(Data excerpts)

'''

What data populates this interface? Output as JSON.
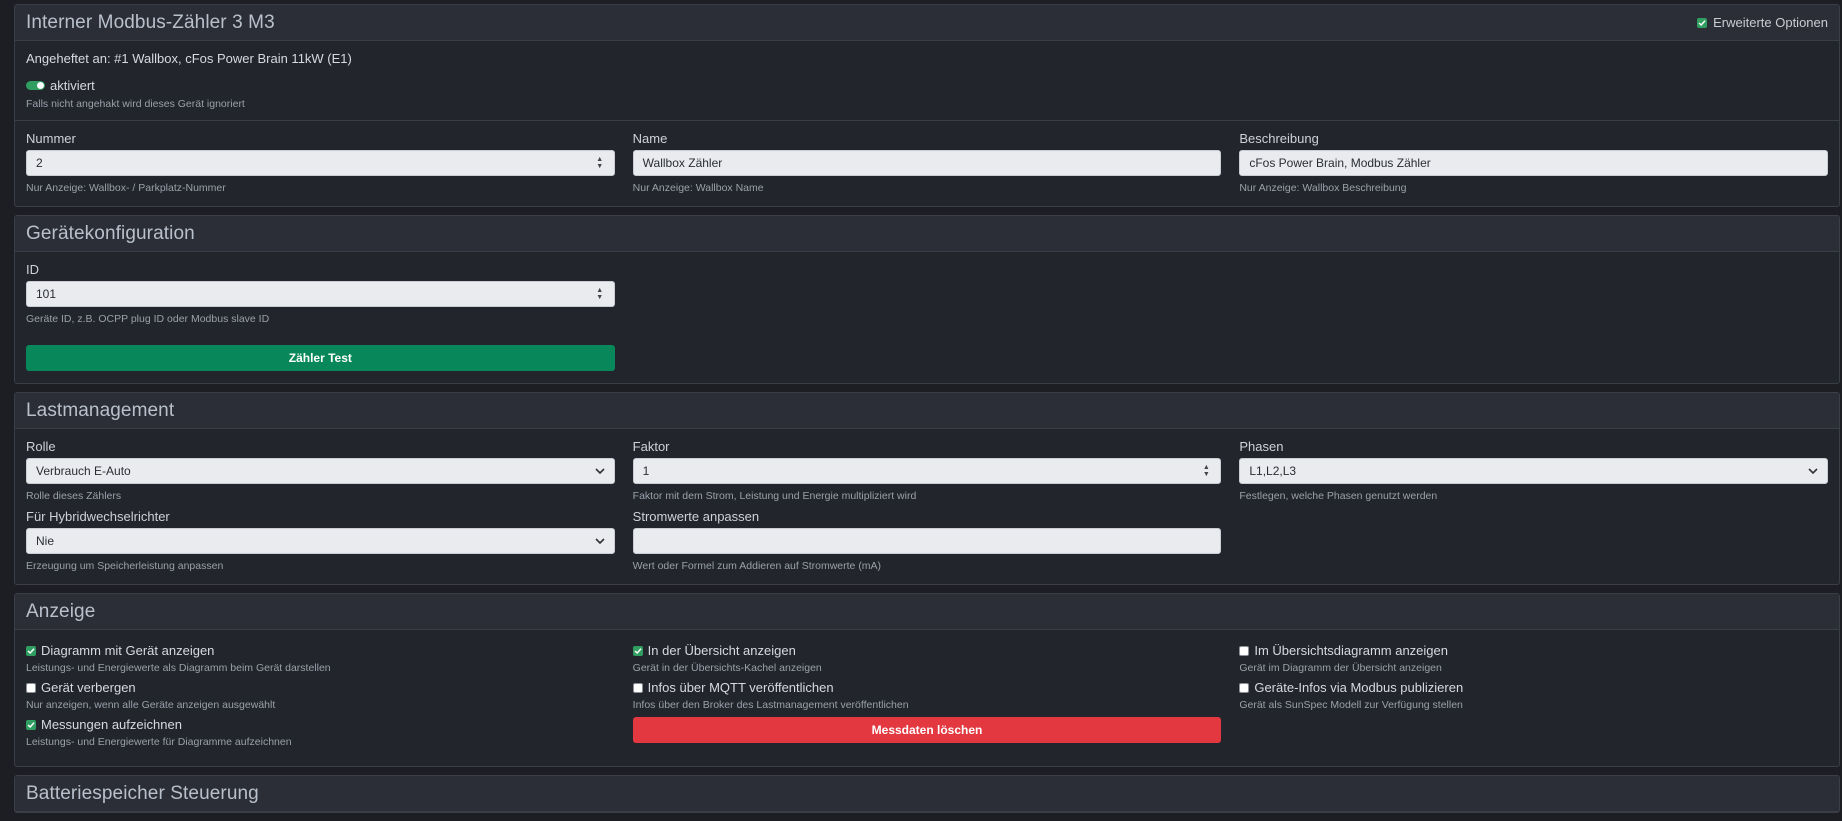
{
  "device": {
    "title": "Interner Modbus-Zähler 3 M3",
    "advanced_label": "Erweiterte Optionen",
    "attached": "Angeheftet an: #1 Wallbox, cFos Power Brain 11kW (E1)",
    "enabled_label": "aktiviert",
    "enabled_hint": "Falls nicht angehakt wird dieses Gerät ignoriert",
    "fields": {
      "number": {
        "label": "Nummer",
        "value": "2",
        "hint": "Nur Anzeige: Wallbox- / Parkplatz-Nummer"
      },
      "name": {
        "label": "Name",
        "value": "Wallbox Zähler",
        "hint": "Nur Anzeige: Wallbox Name"
      },
      "description": {
        "label": "Beschreibung",
        "value": "cFos Power Brain, Modbus Zähler",
        "hint": "Nur Anzeige: Wallbox Beschreibung"
      }
    }
  },
  "config": {
    "title": "Gerätekonfiguration",
    "id_label": "ID",
    "id_value": "101",
    "id_hint": "Geräte ID, z.B. OCPP plug ID oder Modbus slave ID",
    "test_button": "Zähler Test"
  },
  "load": {
    "title": "Lastmanagement",
    "role": {
      "label": "Rolle",
      "value": "Verbrauch E-Auto",
      "hint": "Rolle dieses Zählers"
    },
    "factor": {
      "label": "Faktor",
      "value": "1",
      "hint": "Faktor mit dem Strom, Leistung und Energie multipliziert wird"
    },
    "phases": {
      "label": "Phasen",
      "value": "L1,L2,L3",
      "hint": "Festlegen, welche Phasen genutzt werden"
    },
    "hybrid": {
      "label": "Für Hybridwechselrichter",
      "value": "Nie",
      "hint": "Erzeugung um Speicherleistung anpassen"
    },
    "current_adjust": {
      "label": "Stromwerte anpassen",
      "value": "",
      "hint": "Wert oder Formel zum Addieren auf Stromwerte (mA)"
    }
  },
  "display": {
    "title": "Anzeige",
    "chart": {
      "label": "Diagramm mit Gerät anzeigen",
      "hint": "Leistungs- und Energiewerte als Diagramm beim Gerät darstellen",
      "checked": true
    },
    "overview": {
      "label": "In der Übersicht anzeigen",
      "hint": "Gerät in der Übersichts-Kachel anzeigen",
      "checked": true
    },
    "overview_chart": {
      "label": "Im Übersichtsdiagramm anzeigen",
      "hint": "Gerät im Diagramm der Übersicht anzeigen",
      "checked": false
    },
    "hide": {
      "label": "Gerät verbergen",
      "hint": "Nur anzeigen, wenn alle Geräte anzeigen ausgewählt",
      "checked": false
    },
    "mqtt": {
      "label": "Infos über MQTT veröffentlichen",
      "hint": "Infos über den Broker des Lastmanagement veröffentlichen",
      "checked": false
    },
    "modbus": {
      "label": "Geräte-Infos via Modbus publizieren",
      "hint": "Gerät als SunSpec Modell zur Verfügung stellen",
      "checked": false
    },
    "record": {
      "label": "Messungen aufzeichnen",
      "hint": "Leistungs- und Energiewerte für Diagramme aufzeichnen",
      "checked": true
    },
    "delete_button": "Messdaten löschen"
  },
  "battery": {
    "title": "Batteriespeicher Steuerung"
  },
  "colors": {
    "accent_green": "#08885a",
    "danger_red": "#e3383f",
    "check_green": "#2f9e60"
  }
}
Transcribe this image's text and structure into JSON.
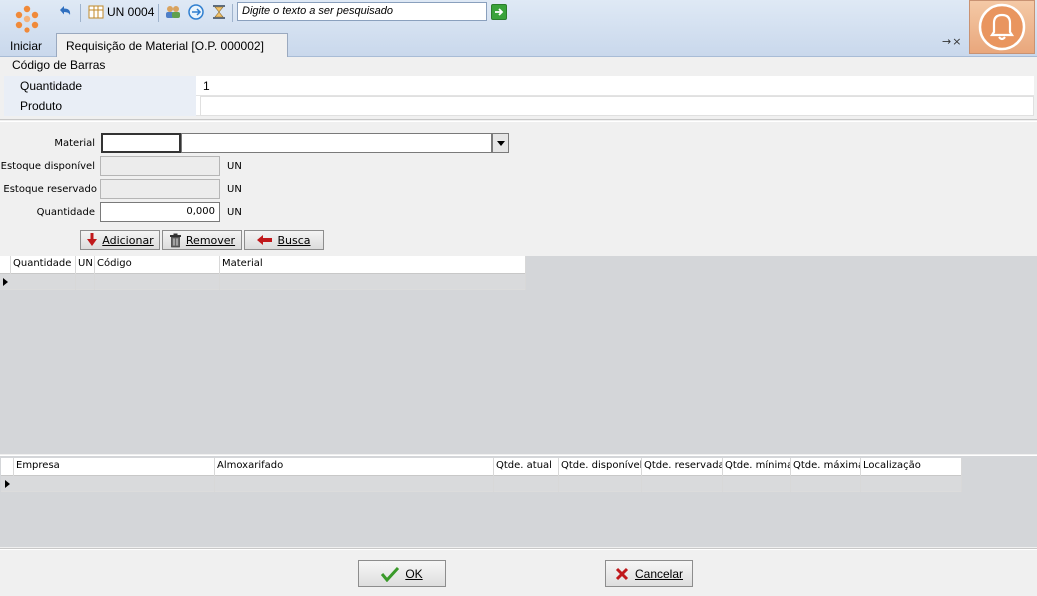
{
  "toolbar": {
    "start_label": "Iniciar",
    "unit_label": "UN 0004",
    "search_placeholder": "Digite o texto a ser pesquisado"
  },
  "tab": {
    "title": "Requisição de Material [O.P. 000002]",
    "controls": "→×"
  },
  "barcode": {
    "title": "Código de Barras",
    "rows": [
      {
        "label": "Quantidade",
        "value": "1"
      },
      {
        "label": "Produto",
        "value": ""
      }
    ]
  },
  "form": {
    "material_label": "Material",
    "material_code": "",
    "material_name": "",
    "estoque_disponivel_label": "Estoque disponível",
    "estoque_disponivel_value": "",
    "estoque_reservado_label": "Estoque reservado",
    "estoque_reservado_value": "",
    "quantidade_label": "Quantidade",
    "quantidade_value": "0,000",
    "unit": "UN"
  },
  "actions": {
    "add_label": "Adicionar",
    "remove_label": "Remover",
    "search_label": "Busca"
  },
  "grid_materials": {
    "columns": [
      "Quantidade",
      "UN",
      "Código",
      "Material"
    ]
  },
  "grid_stock": {
    "columns": [
      "Empresa",
      "Almoxarifado",
      "Qtde. atual",
      "Qtde. disponível",
      "Qtde. reservada",
      "Qtde. mínima",
      "Qtde. máxima",
      "Localização"
    ]
  },
  "footer": {
    "ok_label": "OK",
    "cancel_label": "Cancelar"
  },
  "colors": {
    "toolbar": "#c9d8ec",
    "bell_bg": "#e9a77c",
    "grid_bg": "#d4d6d9",
    "ok_check": "#3a9a2a",
    "cancel_x": "#c0181b"
  }
}
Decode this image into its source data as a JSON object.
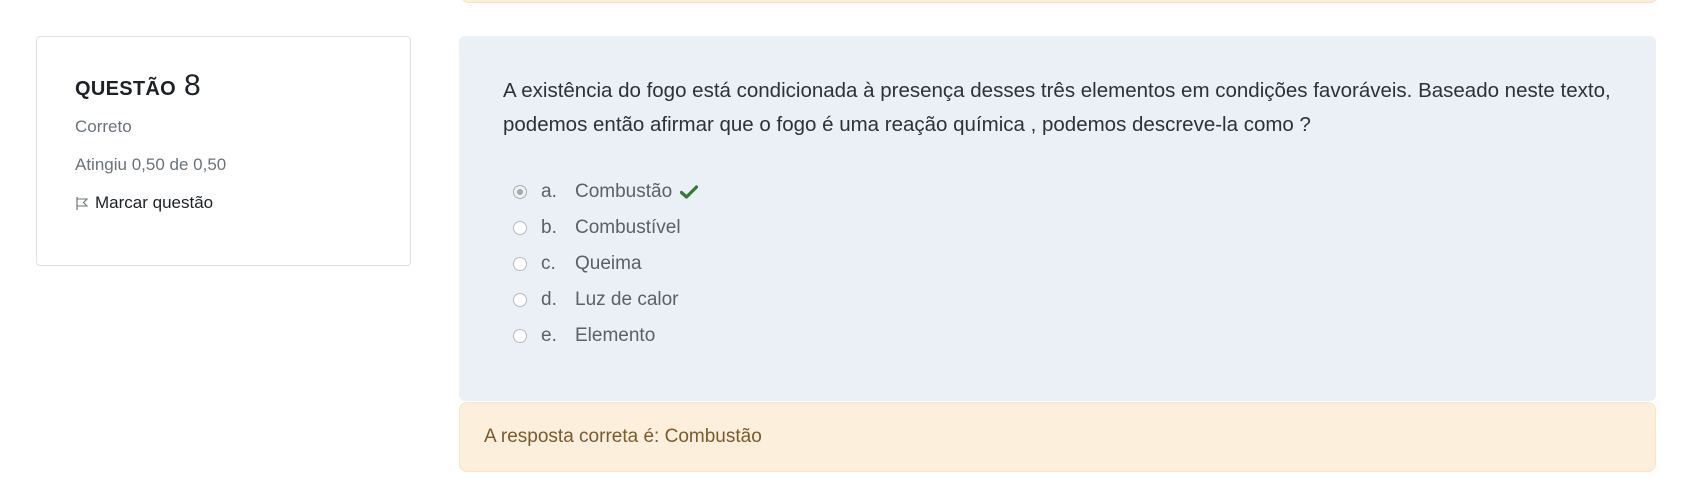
{
  "question_info": {
    "label": "QUESTÃO",
    "number": "8",
    "state": "Correto",
    "grade": "Atingiu 0,50 de 0,50",
    "flag_label": "Marcar questão"
  },
  "question": {
    "text": "A existência do fogo está condicionada à presença desses três elementos em condições favoráveis. Baseado neste texto, podemos então afirmar que o fogo é uma reação química , podemos descreve-la como ?",
    "answers": [
      {
        "letter": "a.",
        "text": "Combustão",
        "selected": true,
        "correct": true
      },
      {
        "letter": "b.",
        "text": "Combustível",
        "selected": false,
        "correct": false
      },
      {
        "letter": "c.",
        "text": "Queima",
        "selected": false,
        "correct": false
      },
      {
        "letter": "d.",
        "text": "Luz de calor",
        "selected": false,
        "correct": false
      },
      {
        "letter": "e.",
        "text": "Elemento",
        "selected": false,
        "correct": false
      }
    ]
  },
  "feedback": {
    "right_answer": "A resposta correta é: Combustão"
  },
  "colors": {
    "correct_check": "#357a32",
    "formulation_bg": "#ebeff6",
    "feedback_bg": "#fcefdc"
  }
}
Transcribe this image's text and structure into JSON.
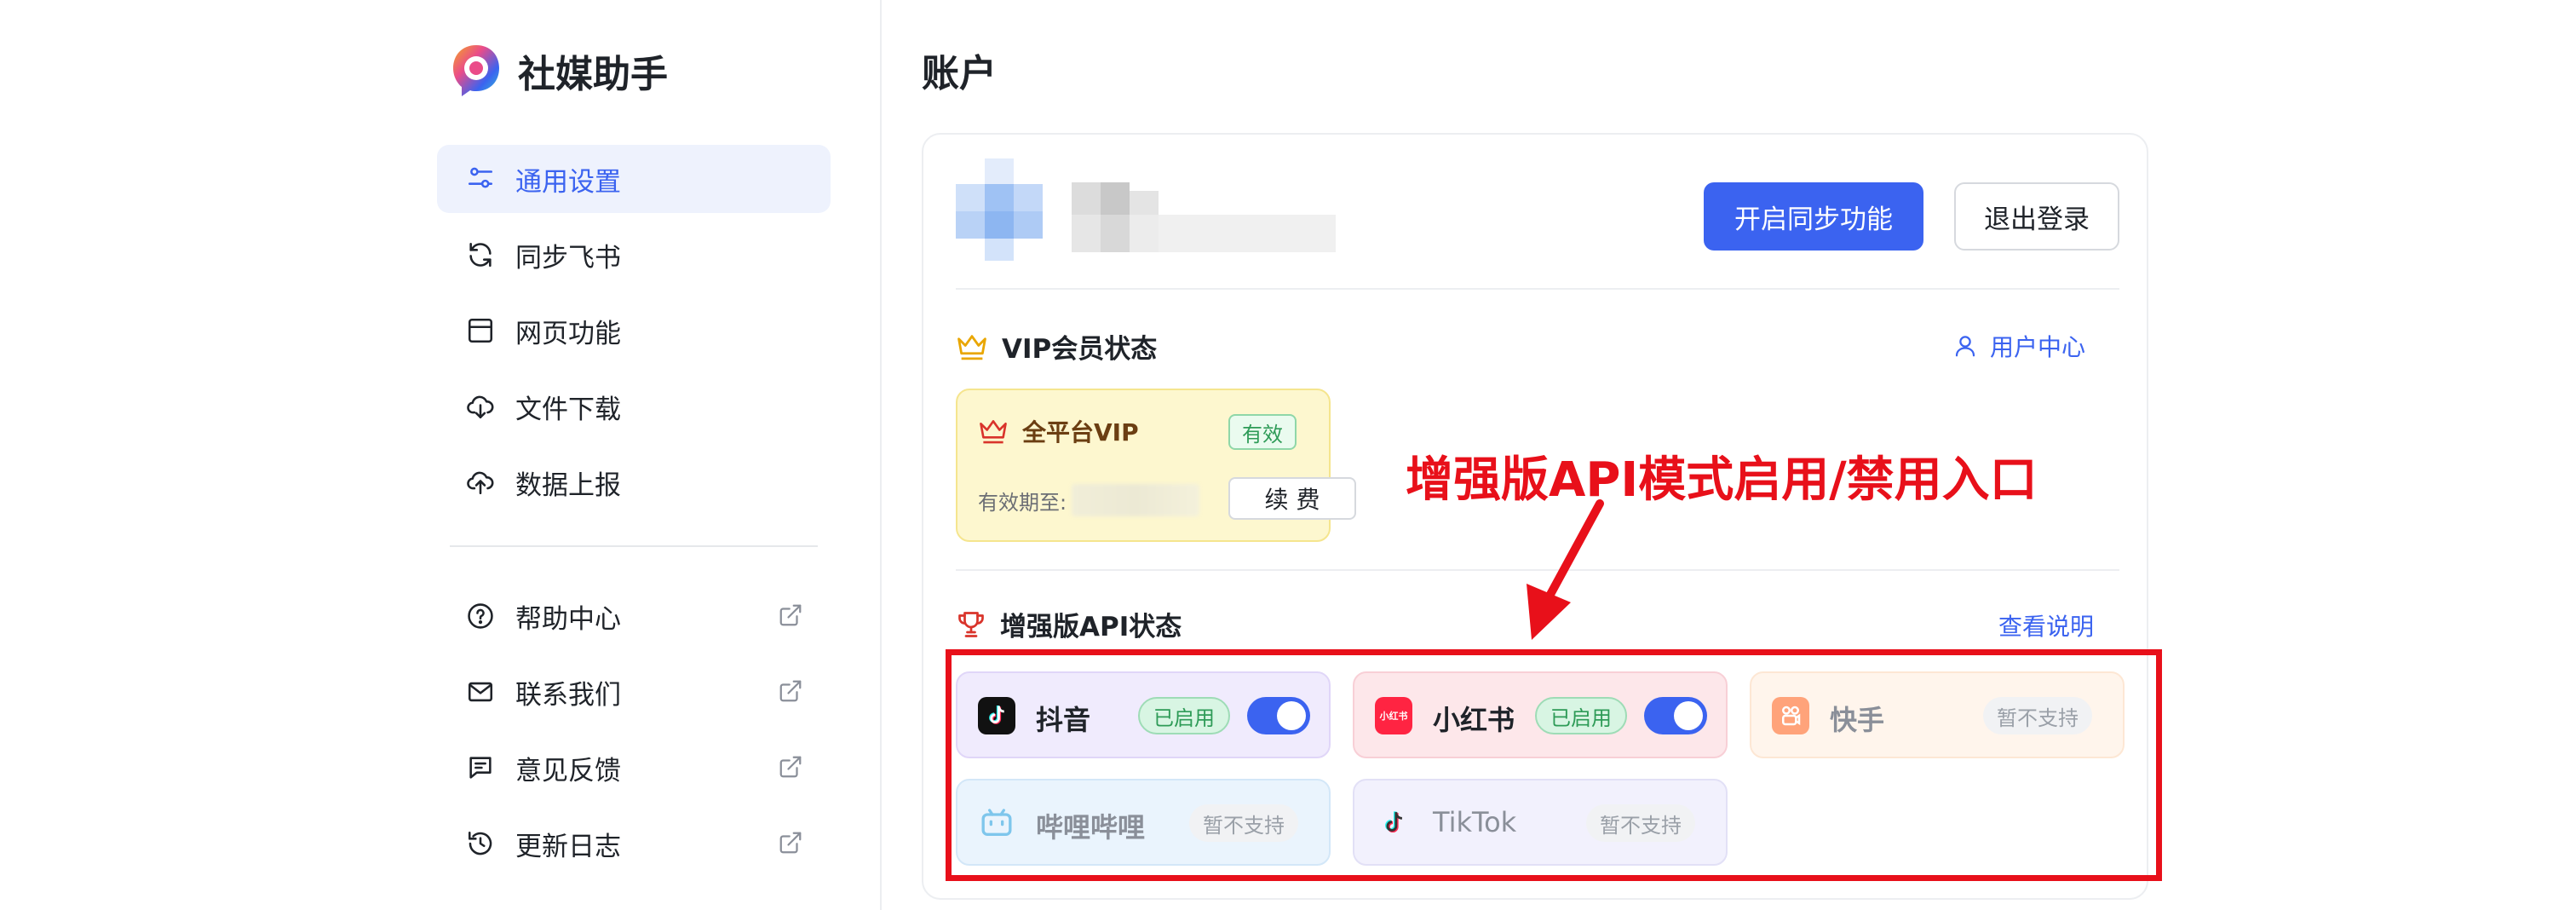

'''

Exercise aim:
Every line that holds the word "anzeigen" counts once; state the total number of such lines and nothing else.

Response for this exercise:
6